* **SHORT EXERCISE**:
Among the records that follow, count the lines with the string "DarkGray"; report only that count.

* **DATA PROVIDED**:
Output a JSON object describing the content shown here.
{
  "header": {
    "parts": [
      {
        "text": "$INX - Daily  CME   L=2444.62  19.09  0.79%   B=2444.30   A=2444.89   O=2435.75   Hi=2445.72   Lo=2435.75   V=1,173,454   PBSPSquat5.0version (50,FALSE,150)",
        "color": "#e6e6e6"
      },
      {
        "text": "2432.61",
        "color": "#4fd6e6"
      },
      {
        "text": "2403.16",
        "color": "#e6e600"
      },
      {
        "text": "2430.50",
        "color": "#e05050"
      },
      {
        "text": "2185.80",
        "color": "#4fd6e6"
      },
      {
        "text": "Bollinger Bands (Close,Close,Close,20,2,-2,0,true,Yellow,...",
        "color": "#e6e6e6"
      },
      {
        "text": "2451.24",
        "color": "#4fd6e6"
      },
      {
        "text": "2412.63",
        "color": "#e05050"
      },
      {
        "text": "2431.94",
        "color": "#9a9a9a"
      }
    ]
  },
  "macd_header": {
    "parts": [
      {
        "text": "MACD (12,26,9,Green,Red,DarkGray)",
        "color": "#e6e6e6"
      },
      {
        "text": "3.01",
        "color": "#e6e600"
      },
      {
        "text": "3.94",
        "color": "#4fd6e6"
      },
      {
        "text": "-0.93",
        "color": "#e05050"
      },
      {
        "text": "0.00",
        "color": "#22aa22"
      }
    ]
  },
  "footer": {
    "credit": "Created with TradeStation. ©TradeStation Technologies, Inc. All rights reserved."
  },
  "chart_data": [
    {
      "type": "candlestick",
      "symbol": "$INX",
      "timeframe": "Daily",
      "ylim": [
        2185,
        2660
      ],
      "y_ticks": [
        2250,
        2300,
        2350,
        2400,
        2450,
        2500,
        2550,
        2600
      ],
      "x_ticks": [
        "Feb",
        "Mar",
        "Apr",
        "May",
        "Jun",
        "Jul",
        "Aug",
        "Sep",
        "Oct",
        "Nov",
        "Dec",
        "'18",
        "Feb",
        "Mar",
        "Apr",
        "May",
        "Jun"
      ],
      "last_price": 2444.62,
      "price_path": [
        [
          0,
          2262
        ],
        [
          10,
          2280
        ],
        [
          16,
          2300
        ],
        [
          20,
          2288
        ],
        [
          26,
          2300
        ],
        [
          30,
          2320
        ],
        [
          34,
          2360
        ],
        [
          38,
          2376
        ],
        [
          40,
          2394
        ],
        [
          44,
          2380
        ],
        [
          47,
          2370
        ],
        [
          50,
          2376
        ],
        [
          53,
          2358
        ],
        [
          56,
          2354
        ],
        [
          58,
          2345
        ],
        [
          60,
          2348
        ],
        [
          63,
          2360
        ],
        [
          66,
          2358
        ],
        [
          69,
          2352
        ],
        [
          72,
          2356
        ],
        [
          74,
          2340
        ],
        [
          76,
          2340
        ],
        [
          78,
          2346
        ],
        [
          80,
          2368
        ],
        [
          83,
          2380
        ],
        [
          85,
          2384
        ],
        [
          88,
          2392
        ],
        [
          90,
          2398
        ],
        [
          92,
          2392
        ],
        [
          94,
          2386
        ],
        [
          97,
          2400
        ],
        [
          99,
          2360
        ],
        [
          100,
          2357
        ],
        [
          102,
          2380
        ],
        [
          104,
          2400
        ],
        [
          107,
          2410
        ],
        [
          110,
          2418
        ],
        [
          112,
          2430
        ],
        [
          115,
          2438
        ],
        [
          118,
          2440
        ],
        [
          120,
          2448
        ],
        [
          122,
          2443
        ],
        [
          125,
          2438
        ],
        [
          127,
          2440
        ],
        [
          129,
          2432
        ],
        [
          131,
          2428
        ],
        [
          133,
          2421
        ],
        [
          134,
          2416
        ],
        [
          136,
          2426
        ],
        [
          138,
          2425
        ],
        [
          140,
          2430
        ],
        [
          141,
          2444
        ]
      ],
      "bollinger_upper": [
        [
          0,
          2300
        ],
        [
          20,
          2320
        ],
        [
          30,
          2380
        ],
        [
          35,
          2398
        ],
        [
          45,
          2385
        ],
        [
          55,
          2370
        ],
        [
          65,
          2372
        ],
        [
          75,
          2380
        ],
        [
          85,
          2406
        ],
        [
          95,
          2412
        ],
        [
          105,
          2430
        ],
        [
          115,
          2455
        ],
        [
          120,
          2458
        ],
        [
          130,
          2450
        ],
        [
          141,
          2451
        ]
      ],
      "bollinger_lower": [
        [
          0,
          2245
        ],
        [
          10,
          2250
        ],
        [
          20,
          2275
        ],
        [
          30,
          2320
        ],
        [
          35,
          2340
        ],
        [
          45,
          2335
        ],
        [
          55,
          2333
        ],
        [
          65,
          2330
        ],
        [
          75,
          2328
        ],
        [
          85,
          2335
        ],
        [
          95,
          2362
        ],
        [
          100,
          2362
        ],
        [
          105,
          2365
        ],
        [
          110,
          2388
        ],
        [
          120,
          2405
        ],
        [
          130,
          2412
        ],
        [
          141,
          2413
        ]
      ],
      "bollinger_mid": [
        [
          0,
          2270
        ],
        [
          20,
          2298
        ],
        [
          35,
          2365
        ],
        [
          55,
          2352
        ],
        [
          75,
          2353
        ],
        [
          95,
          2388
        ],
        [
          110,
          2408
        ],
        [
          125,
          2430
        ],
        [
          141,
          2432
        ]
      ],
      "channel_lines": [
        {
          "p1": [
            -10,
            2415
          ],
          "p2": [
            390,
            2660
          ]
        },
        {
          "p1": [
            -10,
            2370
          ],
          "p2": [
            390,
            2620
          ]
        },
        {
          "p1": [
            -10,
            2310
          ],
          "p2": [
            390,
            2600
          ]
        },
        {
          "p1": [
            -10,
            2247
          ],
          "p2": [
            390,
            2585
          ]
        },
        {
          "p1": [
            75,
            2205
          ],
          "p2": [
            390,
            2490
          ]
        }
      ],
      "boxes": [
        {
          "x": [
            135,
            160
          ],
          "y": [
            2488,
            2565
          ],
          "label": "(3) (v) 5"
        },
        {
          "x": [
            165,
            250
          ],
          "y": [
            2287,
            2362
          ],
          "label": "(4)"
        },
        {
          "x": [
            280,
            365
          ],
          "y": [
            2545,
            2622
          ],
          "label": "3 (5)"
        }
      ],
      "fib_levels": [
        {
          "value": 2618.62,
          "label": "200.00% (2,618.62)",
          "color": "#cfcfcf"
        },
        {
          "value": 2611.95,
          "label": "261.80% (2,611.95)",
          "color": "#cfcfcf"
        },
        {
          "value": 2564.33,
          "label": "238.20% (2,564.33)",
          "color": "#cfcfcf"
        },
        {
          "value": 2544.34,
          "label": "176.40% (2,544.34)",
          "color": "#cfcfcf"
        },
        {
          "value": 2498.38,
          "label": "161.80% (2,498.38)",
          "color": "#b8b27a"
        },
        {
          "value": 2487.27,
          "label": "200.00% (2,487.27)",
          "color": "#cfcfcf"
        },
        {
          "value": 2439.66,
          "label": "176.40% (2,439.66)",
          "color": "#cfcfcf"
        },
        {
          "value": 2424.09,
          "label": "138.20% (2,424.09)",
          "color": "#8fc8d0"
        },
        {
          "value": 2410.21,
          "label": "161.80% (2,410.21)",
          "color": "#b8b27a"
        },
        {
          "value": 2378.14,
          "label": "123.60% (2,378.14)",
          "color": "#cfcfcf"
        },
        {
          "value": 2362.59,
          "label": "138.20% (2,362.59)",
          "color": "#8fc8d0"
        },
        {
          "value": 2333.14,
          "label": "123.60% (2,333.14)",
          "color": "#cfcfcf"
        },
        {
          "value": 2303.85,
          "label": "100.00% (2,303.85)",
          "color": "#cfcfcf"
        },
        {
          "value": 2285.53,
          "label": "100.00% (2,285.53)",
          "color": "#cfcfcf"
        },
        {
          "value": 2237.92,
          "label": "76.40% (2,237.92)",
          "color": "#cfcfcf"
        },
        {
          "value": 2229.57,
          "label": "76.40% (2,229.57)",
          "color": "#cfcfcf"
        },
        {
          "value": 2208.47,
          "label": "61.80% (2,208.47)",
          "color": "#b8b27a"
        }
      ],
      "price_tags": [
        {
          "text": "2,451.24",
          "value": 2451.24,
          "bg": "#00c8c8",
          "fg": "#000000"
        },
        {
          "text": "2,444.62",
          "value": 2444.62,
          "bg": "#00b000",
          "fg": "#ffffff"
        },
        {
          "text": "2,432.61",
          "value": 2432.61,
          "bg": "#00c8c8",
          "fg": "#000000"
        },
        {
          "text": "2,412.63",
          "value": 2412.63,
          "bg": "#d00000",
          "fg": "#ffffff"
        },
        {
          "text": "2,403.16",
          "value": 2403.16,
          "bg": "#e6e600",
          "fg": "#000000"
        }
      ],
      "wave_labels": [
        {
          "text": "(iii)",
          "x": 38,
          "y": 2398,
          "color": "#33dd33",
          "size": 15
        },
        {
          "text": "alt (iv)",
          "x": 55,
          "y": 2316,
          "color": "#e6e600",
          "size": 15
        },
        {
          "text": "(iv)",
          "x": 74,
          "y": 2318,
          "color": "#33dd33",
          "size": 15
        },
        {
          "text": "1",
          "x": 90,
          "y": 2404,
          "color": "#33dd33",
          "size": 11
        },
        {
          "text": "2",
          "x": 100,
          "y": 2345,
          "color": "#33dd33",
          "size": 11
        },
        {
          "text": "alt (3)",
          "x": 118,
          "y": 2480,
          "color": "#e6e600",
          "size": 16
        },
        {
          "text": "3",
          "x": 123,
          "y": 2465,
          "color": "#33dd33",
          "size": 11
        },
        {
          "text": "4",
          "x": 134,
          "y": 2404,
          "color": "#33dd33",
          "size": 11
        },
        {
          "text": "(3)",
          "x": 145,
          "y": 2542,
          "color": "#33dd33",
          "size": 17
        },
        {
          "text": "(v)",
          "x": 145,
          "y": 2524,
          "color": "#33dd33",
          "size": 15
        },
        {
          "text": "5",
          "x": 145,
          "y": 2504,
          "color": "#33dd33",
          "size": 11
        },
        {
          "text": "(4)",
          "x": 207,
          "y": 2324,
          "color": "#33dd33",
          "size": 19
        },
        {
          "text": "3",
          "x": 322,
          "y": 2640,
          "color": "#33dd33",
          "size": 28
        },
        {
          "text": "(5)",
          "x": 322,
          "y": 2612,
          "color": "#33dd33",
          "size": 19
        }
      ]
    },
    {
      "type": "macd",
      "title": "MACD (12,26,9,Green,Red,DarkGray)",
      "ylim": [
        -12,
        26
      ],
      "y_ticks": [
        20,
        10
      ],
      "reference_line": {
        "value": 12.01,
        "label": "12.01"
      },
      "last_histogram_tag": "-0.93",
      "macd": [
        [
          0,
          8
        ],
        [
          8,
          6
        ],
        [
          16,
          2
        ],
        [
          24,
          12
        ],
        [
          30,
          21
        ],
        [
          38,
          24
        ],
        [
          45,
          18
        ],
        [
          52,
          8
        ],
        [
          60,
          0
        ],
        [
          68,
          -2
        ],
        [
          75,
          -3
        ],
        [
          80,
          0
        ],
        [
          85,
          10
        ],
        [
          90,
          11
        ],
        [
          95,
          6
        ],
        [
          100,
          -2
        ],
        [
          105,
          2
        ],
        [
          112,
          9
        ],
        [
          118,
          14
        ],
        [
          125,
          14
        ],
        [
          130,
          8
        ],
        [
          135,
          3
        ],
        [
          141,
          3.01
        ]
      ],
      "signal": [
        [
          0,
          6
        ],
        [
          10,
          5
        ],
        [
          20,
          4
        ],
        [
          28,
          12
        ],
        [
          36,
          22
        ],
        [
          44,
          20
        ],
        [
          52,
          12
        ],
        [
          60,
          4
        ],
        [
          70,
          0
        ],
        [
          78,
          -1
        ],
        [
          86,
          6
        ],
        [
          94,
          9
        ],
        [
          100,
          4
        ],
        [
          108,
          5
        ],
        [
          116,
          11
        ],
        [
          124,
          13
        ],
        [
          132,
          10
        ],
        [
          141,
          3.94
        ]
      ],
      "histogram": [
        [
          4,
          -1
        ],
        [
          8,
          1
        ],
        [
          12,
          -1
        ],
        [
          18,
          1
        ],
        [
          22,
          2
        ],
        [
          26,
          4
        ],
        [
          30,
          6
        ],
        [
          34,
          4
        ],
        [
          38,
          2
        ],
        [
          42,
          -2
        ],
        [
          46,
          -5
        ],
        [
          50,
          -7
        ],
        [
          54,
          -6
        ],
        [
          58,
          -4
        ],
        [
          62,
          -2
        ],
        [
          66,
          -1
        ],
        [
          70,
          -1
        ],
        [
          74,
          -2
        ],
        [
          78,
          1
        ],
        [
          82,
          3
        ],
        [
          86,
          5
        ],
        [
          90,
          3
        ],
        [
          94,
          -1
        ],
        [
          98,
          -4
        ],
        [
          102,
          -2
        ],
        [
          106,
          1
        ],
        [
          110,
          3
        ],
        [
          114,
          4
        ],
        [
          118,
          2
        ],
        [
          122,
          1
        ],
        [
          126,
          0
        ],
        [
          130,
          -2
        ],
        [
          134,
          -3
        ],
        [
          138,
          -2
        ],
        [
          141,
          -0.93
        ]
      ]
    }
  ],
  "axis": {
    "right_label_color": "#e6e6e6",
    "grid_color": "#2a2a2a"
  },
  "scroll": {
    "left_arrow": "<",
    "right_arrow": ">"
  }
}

* **FINISHED ANSWER**:
2